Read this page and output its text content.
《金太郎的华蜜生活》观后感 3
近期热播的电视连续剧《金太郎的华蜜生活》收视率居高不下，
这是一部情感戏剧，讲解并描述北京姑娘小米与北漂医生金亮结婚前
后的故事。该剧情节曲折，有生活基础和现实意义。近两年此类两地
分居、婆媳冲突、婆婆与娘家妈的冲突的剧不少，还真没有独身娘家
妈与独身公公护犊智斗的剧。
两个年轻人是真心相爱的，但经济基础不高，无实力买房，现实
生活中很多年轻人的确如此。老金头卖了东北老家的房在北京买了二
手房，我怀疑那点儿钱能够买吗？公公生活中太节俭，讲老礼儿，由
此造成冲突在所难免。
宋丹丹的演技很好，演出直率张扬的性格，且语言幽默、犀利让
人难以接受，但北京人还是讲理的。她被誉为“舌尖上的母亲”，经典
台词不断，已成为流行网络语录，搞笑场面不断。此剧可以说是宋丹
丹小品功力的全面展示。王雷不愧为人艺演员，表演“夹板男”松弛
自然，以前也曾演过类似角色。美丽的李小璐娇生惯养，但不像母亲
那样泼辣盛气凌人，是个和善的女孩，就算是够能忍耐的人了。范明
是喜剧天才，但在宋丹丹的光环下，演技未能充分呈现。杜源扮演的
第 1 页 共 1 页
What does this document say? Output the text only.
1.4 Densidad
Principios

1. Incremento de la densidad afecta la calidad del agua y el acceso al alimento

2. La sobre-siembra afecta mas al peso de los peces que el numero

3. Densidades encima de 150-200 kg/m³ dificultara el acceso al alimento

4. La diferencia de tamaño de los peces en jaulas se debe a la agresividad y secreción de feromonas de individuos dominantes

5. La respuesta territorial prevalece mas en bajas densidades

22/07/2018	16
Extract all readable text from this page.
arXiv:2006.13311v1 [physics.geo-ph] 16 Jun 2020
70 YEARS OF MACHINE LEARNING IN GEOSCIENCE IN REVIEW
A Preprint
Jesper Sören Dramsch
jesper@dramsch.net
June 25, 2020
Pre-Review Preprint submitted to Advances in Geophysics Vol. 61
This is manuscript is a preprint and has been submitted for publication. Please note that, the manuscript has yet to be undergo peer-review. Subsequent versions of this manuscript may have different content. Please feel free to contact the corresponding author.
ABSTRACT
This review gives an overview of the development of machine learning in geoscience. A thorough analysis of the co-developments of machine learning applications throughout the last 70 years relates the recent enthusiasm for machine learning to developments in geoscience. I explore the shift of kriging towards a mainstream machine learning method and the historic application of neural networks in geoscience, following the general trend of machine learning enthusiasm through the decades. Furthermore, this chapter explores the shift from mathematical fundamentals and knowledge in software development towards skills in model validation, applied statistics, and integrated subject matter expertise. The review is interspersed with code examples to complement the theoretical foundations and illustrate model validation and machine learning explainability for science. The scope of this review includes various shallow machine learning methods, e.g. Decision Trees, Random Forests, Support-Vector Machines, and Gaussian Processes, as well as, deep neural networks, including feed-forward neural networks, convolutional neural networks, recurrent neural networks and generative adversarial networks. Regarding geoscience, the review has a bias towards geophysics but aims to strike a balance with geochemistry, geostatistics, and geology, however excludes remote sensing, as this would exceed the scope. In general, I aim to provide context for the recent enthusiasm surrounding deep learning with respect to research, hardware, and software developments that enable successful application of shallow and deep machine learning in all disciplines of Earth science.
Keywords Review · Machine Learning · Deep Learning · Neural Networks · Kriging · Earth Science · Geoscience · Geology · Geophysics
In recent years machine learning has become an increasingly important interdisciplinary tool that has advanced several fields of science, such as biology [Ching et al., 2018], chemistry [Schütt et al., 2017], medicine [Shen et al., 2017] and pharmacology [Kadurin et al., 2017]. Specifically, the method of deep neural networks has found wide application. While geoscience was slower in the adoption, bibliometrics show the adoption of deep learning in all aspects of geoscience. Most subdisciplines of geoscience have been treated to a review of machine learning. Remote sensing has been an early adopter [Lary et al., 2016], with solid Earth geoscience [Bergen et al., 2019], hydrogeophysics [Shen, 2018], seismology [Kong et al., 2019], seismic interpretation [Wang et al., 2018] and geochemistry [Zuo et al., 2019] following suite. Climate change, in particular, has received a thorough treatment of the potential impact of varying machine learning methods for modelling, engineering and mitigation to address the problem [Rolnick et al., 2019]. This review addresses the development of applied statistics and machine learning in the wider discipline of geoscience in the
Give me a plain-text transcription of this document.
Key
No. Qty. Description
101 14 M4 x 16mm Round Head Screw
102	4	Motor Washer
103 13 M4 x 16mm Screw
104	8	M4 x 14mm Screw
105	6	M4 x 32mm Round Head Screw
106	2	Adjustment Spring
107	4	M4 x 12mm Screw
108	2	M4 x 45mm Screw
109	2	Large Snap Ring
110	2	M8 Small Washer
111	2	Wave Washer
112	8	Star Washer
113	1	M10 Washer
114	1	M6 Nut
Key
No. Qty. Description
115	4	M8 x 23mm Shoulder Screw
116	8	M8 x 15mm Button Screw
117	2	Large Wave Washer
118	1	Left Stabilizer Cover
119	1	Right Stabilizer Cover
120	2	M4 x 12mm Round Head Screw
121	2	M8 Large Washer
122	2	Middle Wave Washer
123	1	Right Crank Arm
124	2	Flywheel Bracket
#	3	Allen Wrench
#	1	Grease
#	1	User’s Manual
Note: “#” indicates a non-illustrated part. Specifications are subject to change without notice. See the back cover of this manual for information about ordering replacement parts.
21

◇ ◇ ◇ ◇

* Task goal *
Pick out each line above that includes "peces" and show it.

* Exercise result *
2. La sobre-siembra afecta mas al peso de los peces que el numero
4. La diferencia de tamaño de los peces en jaulas se debe a la agresividad y secreción de feromonas de individuos dominantes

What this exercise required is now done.